#### Exercise requirements
Report all lines from the entries below in which "dogs" appears.

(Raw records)
* START *

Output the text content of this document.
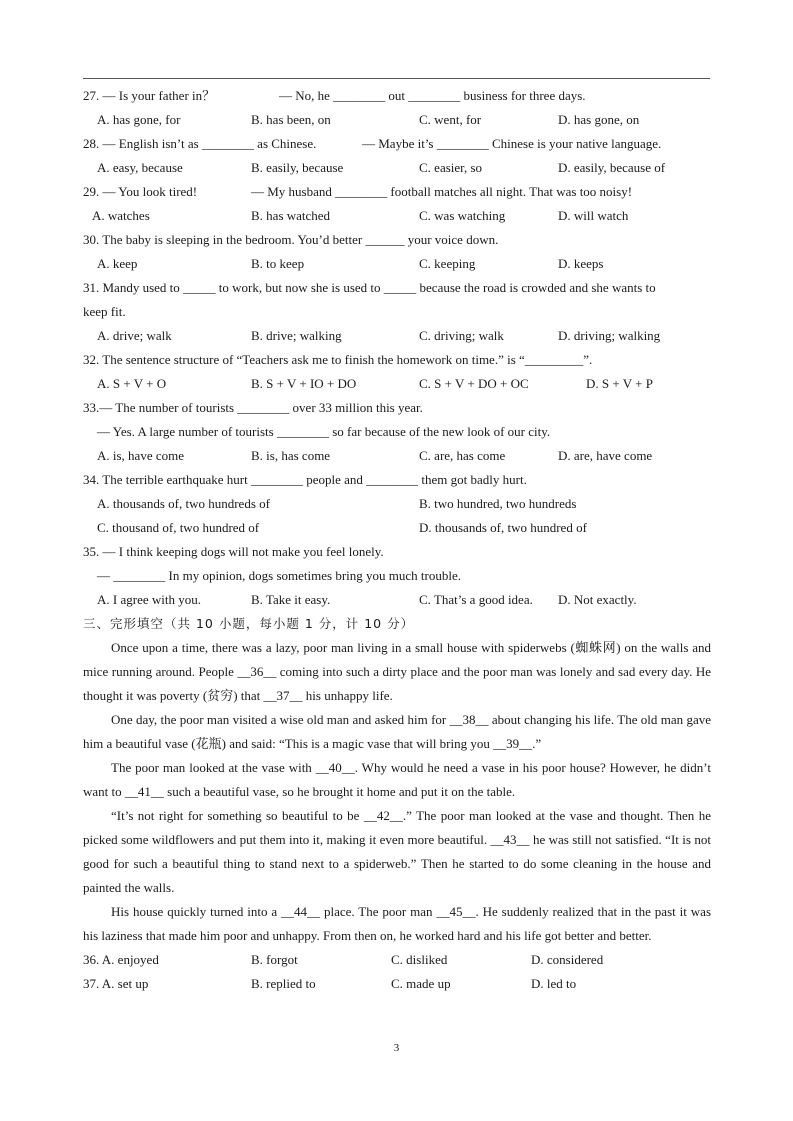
27. — Is your father in？	— No, he ________ out ________ business for three days.
A. has gone, for	B. has been, on	C. went, for	D. has gone, on
28. — English isn’t as ________ as Chinese.	— Maybe it’s ________ Chinese is your native language.
A. easy, because	B. easily, because	C. easier, so	D. easily, because of
29. — You look tired!	— My husband ________ football matches all night. That was too noisy!
A. watches	B. has watched	C. was watching	D. will watch
30. The baby is sleeping in the bedroom. You’d better ______ your voice down.
A. keep	B. to keep	C. keeping	D. keeps
31. Mandy used to _____ to work, but now she is used to _____ because the road is crowded and she wants to
keep fit.
A. drive; walk	B. drive; walking	C. driving; walk	D. driving; walking
32. The sentence structure of “Teachers ask me to finish the homework on time.” is “_________”.
A. S + V + O	B. S + V + IO + DO	C. S + V + DO + OC	D. S + V + P
33.— The number of tourists ________ over 33 million this year.
— Yes. A large number of tourists ________ so far because of the new look of our city.
A. is, have come	B. is, has come	C. are, has come	D. are, have come
34. The terrible earthquake hurt ________ people and ________ them got badly hurt.
A. thousands of, two hundreds of	B. two hundred, two hundreds
C. thousand of, two hundred of	D. thousands of, two hundred of
35. — I think keeping dogs will not make you feel lonely.
— ________ In my opinion, dogs sometimes bring you much trouble.
A. I agree with you.	B. Take it easy.	C. That’s a good idea. D. Not exactly.
三、完形填空（共 10 小题，每小题 1 分，计 10 分）

Once upon a time, there was a lazy, poor man living in a small house with spiderwebs (蜘蛛网) on the walls and mice running around. People __36__ coming into such a dirty place and the poor man was lonely and sad every day. He thought it was poverty (贫穷) that __37__ his unhappy life.

One day, the poor man visited a wise old man and asked him for __38__ about changing his life. The old man gave him a beautiful vase (花瓶) and said: “This is a magic vase that will bring you __39__.”

The poor man looked at the vase with __40__. Why would he need a vase in his poor house? However, he didn’t want to __41__ such a beautiful vase, so he brought it home and put it on the table.

“It’s not right for something so beautiful to be __42__.” The poor man looked at the vase and thought. Then he picked some wildflowers and put them into it, making it even more beautiful. __43__ he was still not satisfied. “It is not good for such a beautiful thing to stand next to a spiderweb.” Then he started to do some cleaning in the house and painted the walls.

His house quickly turned into a __44__ place. The poor man __45__. He suddenly realized that in the past it was his laziness that made him poor and unhappy. From then on, he worked hard and his life got better and better.

36. A. enjoyed	B. forgot	C. disliked	D. considered
37. A. set up	B. replied to	C. made up	D. led to
3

* END *

#### Result for this task
35. — I think keeping dogs will not make you feel lonely.
— ________ In my opinion, dogs sometimes bring you much trouble.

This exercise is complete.